PROBLEM
Determine which lines of the records include the word "this", and copy them.

[Dataset records]
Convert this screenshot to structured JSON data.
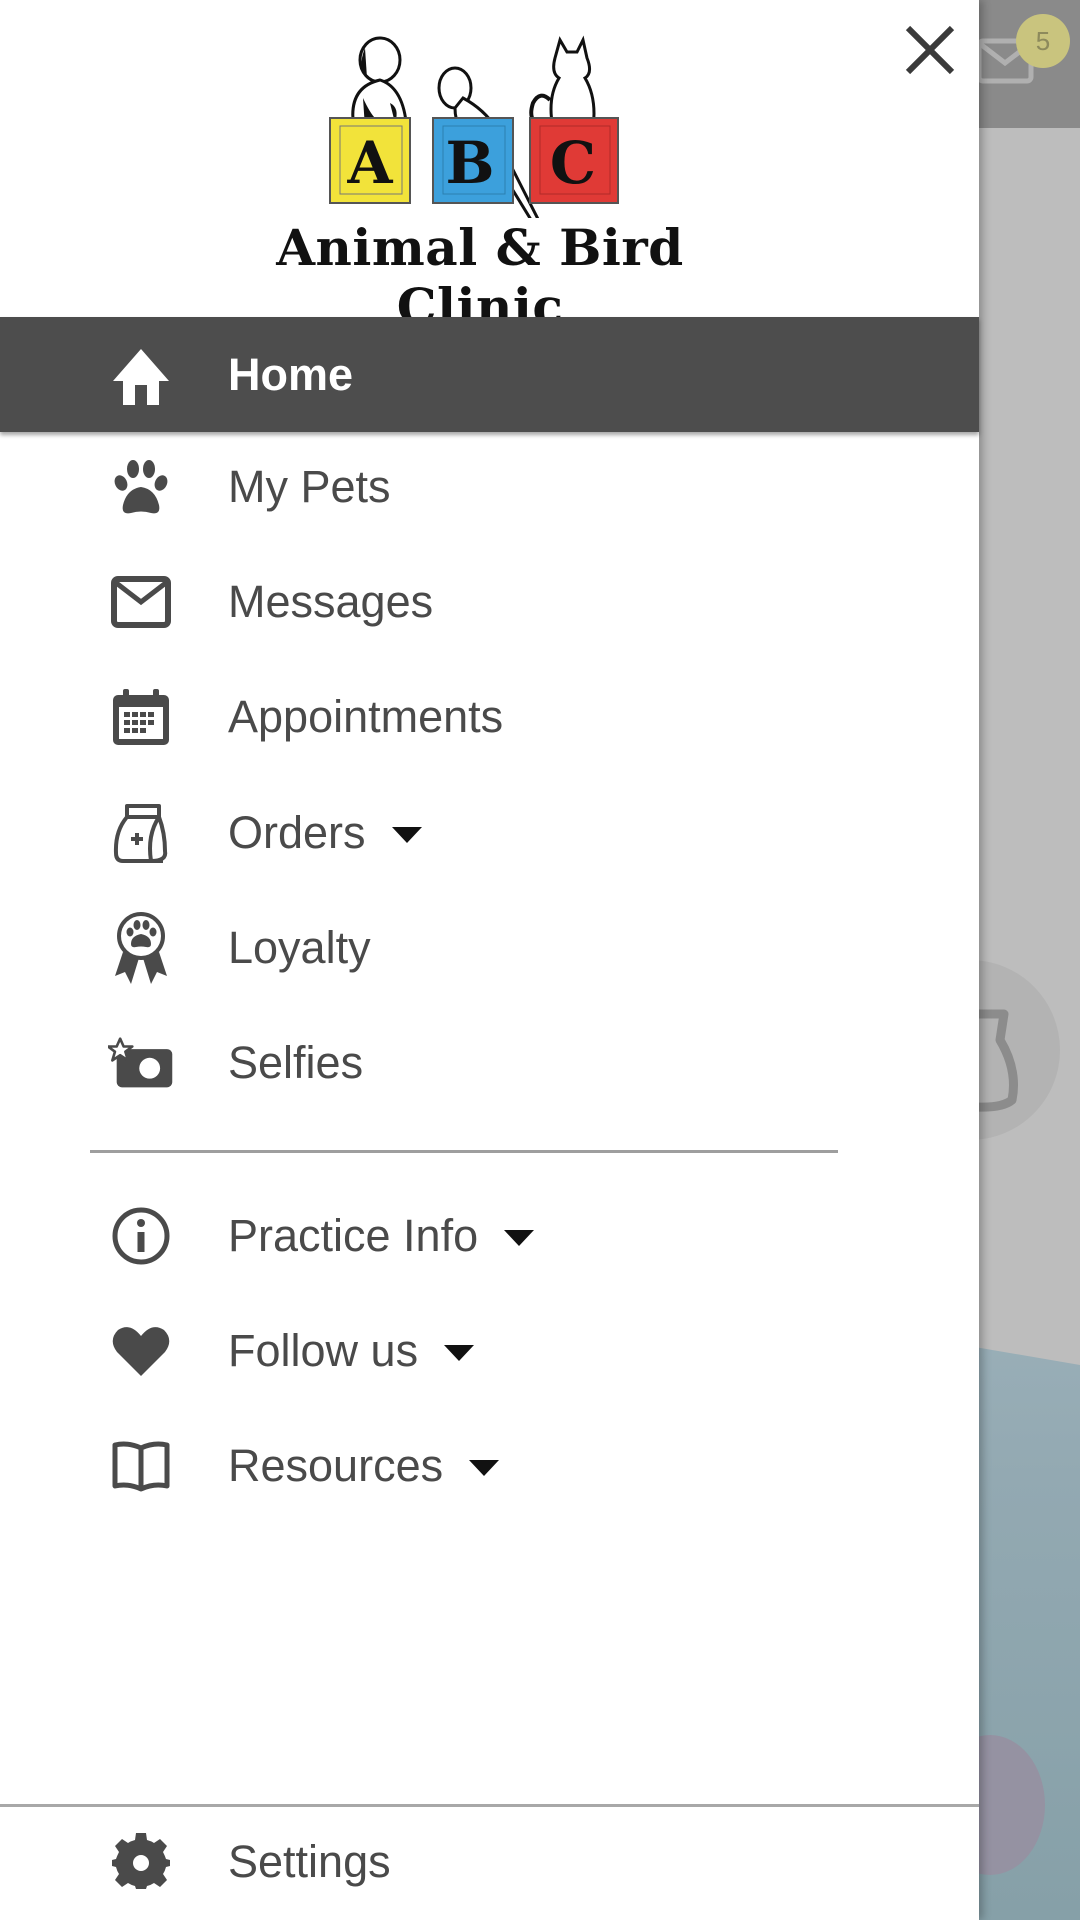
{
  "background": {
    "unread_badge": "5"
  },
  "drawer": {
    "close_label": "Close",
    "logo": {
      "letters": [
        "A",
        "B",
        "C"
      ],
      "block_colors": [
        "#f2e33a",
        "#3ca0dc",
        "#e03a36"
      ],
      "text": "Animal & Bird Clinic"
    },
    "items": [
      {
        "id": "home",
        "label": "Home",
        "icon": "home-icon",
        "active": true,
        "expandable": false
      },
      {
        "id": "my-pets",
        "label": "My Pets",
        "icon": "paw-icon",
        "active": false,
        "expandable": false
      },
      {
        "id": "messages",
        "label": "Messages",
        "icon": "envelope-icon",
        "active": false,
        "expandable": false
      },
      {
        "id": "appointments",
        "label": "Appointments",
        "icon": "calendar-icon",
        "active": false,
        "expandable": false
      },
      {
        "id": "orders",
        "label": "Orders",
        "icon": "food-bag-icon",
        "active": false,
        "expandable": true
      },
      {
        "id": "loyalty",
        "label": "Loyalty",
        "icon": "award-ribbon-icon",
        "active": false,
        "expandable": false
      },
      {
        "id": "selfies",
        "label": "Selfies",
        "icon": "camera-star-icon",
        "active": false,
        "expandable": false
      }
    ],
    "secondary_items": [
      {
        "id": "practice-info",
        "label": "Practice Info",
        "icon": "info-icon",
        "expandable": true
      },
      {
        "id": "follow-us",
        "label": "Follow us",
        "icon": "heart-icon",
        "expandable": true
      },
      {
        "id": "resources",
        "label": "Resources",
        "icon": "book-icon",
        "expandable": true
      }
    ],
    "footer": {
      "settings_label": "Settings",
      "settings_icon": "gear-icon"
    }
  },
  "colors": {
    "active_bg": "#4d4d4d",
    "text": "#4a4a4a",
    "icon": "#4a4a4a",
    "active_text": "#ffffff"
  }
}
...
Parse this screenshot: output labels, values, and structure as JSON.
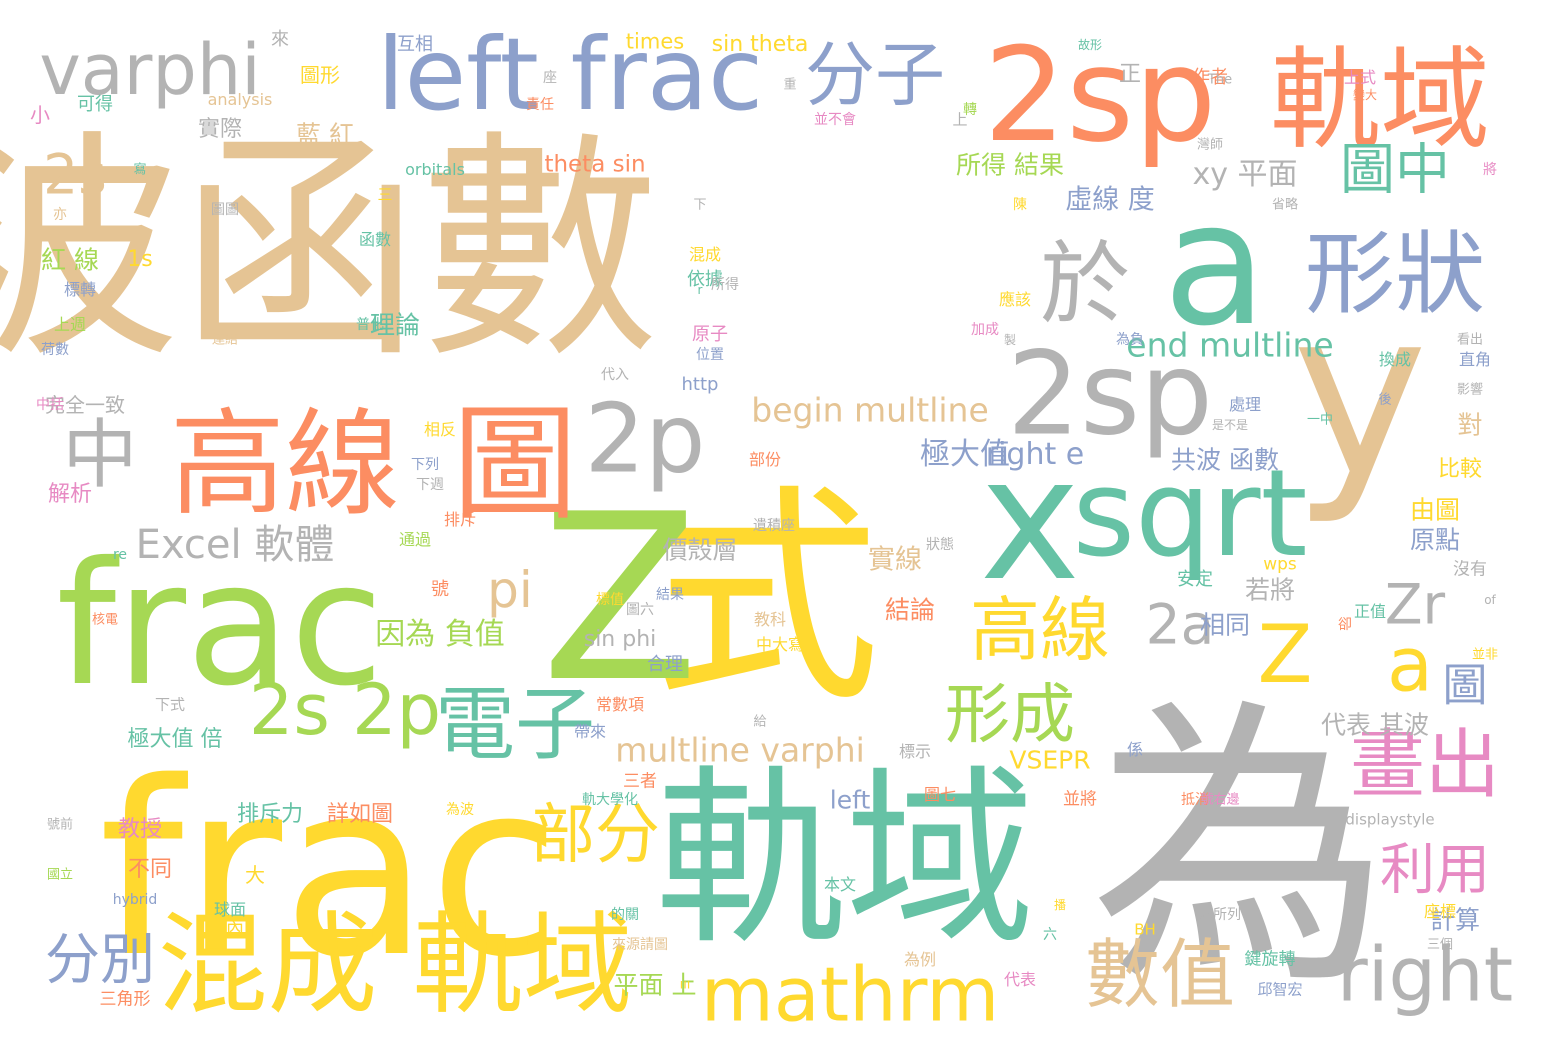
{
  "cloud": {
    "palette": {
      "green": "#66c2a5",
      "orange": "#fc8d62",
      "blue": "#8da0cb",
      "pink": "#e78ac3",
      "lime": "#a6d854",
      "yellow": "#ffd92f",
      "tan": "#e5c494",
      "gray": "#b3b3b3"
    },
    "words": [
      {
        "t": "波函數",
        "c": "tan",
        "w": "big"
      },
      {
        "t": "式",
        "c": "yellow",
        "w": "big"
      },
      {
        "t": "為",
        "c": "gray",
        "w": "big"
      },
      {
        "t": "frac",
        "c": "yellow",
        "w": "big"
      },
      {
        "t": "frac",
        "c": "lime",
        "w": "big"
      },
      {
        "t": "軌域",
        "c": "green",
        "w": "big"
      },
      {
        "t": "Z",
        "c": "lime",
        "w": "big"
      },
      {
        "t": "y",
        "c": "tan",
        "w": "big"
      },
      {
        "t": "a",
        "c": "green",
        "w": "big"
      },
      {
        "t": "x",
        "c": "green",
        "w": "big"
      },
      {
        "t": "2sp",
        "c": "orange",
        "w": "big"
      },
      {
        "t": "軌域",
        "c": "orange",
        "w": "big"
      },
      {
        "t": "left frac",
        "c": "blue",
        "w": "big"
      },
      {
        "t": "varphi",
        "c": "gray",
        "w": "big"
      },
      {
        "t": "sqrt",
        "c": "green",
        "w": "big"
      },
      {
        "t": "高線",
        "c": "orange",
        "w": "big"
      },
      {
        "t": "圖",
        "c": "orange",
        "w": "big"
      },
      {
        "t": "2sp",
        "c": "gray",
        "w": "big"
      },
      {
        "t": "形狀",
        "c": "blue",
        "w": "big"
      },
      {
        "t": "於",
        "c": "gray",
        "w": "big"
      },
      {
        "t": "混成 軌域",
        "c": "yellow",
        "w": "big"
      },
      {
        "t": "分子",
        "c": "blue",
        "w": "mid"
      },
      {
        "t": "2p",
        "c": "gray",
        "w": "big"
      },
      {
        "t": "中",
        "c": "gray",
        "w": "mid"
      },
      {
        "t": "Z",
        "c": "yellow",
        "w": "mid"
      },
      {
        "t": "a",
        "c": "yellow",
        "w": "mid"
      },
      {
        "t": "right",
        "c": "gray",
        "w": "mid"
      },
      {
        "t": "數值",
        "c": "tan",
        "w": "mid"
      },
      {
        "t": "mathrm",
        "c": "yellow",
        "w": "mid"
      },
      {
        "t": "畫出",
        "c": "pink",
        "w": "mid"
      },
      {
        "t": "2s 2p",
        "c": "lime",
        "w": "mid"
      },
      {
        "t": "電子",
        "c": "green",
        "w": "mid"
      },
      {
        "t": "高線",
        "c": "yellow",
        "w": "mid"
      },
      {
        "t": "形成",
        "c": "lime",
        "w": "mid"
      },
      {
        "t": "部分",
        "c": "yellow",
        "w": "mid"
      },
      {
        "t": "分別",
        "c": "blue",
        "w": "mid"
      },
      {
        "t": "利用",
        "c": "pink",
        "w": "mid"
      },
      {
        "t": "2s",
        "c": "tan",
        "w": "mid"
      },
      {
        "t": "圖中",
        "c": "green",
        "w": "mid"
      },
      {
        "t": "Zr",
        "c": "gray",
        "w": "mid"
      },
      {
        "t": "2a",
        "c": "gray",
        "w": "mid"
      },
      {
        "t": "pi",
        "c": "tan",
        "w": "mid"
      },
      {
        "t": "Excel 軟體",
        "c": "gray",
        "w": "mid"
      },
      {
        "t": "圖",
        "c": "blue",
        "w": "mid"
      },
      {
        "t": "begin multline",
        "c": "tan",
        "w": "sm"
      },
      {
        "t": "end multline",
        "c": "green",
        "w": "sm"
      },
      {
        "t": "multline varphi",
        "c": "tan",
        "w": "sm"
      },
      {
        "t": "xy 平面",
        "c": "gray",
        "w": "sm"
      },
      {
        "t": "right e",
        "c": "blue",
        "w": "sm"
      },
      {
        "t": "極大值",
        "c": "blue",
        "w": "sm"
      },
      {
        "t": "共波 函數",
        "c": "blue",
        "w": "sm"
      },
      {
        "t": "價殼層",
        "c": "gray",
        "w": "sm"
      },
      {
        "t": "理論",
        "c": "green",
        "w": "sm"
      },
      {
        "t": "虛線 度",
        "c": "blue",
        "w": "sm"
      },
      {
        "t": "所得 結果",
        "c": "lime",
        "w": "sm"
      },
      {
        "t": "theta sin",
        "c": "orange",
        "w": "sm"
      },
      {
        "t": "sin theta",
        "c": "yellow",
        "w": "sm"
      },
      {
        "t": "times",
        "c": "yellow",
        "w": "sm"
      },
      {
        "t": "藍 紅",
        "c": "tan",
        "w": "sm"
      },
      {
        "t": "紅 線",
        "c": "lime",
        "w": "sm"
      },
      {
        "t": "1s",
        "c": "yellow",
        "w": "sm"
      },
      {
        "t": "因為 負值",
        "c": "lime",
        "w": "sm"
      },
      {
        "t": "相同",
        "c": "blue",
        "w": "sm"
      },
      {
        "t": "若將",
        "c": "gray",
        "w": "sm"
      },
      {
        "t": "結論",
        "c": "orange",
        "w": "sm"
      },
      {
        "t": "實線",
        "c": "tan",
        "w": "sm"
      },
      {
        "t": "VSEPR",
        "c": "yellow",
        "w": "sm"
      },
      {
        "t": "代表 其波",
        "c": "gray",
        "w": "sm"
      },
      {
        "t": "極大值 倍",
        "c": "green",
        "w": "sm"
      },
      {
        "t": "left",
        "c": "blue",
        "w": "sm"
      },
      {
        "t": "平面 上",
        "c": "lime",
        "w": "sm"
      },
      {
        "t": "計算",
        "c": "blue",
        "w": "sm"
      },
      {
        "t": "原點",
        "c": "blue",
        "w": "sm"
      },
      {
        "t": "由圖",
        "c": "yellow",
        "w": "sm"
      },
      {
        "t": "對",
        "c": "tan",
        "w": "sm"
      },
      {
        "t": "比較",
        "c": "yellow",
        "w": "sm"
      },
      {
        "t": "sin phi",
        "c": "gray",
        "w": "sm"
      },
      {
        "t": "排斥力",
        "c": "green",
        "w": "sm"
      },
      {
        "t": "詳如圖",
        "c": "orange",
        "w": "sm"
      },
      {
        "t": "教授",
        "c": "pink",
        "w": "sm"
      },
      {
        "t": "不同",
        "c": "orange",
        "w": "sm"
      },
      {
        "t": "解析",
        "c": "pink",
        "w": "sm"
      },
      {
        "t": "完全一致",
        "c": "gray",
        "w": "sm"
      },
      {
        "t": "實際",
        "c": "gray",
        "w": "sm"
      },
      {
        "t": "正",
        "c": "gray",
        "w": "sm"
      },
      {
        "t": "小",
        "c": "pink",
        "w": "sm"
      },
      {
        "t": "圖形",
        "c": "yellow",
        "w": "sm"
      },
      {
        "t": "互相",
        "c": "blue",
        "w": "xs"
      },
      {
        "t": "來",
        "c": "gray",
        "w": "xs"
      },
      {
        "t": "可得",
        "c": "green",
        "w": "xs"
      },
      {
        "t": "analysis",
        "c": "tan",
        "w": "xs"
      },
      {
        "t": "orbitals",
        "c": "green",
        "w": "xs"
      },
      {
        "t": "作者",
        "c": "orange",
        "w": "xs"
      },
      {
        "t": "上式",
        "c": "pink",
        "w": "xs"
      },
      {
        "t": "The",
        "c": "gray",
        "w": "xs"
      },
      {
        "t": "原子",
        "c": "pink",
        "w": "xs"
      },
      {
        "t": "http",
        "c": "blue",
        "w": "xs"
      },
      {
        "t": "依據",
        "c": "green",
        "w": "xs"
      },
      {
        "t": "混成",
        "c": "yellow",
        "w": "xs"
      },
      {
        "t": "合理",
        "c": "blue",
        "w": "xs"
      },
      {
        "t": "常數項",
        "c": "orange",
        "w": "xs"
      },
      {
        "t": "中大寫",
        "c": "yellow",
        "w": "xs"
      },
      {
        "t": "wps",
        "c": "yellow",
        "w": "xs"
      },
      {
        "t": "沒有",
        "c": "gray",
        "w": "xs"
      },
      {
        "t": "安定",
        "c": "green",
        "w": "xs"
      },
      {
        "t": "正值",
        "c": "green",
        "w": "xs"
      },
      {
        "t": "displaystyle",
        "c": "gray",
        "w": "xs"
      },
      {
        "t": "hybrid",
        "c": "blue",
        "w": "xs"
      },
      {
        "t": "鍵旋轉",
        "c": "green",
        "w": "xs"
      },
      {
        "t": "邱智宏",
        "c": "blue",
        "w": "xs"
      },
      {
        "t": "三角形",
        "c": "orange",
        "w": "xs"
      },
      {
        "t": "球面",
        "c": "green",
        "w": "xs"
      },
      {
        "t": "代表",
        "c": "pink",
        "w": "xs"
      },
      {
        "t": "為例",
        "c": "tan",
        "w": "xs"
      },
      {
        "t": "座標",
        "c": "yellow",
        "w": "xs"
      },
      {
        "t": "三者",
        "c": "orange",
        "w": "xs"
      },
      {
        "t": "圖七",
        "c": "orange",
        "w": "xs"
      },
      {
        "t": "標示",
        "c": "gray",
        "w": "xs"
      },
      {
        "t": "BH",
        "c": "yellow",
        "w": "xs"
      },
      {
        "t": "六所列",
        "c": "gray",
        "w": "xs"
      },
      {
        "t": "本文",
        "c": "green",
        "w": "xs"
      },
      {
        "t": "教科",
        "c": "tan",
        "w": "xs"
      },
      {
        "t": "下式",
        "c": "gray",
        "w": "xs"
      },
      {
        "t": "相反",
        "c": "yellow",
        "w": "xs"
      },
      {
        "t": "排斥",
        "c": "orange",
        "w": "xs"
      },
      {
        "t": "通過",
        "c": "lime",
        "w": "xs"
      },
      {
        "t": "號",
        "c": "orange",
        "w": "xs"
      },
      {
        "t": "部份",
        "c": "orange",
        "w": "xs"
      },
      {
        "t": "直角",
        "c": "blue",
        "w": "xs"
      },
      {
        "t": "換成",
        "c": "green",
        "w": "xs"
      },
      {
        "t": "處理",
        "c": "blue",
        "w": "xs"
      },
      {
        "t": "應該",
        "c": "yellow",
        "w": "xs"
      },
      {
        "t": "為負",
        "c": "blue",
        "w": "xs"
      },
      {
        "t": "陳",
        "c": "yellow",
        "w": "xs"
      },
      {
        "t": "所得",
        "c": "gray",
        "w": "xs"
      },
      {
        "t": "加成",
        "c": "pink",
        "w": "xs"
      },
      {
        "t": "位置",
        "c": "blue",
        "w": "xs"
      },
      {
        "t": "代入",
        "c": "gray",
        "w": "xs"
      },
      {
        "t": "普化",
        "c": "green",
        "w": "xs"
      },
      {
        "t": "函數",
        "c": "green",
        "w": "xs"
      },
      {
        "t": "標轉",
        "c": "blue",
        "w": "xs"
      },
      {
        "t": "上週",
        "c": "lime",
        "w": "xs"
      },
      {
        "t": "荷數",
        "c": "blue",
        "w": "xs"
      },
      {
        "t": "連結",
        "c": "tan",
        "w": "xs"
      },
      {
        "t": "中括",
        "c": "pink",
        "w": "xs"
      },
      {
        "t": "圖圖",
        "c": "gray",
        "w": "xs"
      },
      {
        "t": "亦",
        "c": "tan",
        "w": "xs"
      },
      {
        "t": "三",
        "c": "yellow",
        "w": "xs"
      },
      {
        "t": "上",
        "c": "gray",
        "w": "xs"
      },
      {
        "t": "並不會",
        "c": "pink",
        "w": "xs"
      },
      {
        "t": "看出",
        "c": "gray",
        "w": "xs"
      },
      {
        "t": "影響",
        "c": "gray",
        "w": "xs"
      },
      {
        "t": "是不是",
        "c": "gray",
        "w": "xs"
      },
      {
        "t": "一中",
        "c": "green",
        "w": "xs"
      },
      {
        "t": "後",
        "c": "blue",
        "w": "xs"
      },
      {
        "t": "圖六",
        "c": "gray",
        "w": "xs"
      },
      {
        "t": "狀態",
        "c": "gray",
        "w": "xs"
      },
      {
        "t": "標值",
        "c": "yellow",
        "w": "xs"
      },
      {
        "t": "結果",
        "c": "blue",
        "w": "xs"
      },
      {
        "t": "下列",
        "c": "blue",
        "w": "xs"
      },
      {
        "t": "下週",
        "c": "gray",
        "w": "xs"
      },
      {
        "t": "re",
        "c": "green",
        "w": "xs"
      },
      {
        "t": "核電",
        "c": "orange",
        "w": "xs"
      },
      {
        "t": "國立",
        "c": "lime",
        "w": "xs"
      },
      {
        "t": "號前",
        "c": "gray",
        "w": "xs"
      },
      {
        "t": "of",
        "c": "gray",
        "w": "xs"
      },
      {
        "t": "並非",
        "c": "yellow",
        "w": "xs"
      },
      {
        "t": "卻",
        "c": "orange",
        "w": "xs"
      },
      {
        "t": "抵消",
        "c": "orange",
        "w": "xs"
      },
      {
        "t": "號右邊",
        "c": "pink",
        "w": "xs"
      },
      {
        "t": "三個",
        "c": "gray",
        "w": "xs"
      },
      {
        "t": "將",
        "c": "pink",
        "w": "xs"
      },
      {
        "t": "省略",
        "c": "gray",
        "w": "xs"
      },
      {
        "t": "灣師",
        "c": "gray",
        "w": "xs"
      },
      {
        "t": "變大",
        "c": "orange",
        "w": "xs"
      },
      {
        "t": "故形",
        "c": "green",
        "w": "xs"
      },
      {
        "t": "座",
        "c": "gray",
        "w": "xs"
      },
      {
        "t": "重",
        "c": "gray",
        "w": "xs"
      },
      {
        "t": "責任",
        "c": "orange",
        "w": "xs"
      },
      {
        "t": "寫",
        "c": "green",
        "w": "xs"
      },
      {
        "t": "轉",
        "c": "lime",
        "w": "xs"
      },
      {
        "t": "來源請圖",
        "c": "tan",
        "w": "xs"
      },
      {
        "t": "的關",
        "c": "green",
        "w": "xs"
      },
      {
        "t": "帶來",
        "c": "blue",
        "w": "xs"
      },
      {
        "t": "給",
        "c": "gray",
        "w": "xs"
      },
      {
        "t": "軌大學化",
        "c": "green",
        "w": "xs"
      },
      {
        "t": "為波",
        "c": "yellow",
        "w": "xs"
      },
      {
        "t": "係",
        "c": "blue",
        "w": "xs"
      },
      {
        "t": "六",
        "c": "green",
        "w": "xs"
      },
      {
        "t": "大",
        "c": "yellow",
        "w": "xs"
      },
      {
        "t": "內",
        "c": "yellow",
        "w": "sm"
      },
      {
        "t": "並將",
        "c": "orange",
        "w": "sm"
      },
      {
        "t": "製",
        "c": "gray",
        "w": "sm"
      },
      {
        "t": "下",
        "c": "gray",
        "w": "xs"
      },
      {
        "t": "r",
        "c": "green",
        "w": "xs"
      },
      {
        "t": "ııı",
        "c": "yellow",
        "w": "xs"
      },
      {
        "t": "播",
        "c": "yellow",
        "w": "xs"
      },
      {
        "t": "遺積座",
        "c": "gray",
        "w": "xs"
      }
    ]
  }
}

RESULT OF THE EXERCISE
Convert this screenshot to structured JSON data.
Parse this screenshot: output labels, values, and structure as JSON.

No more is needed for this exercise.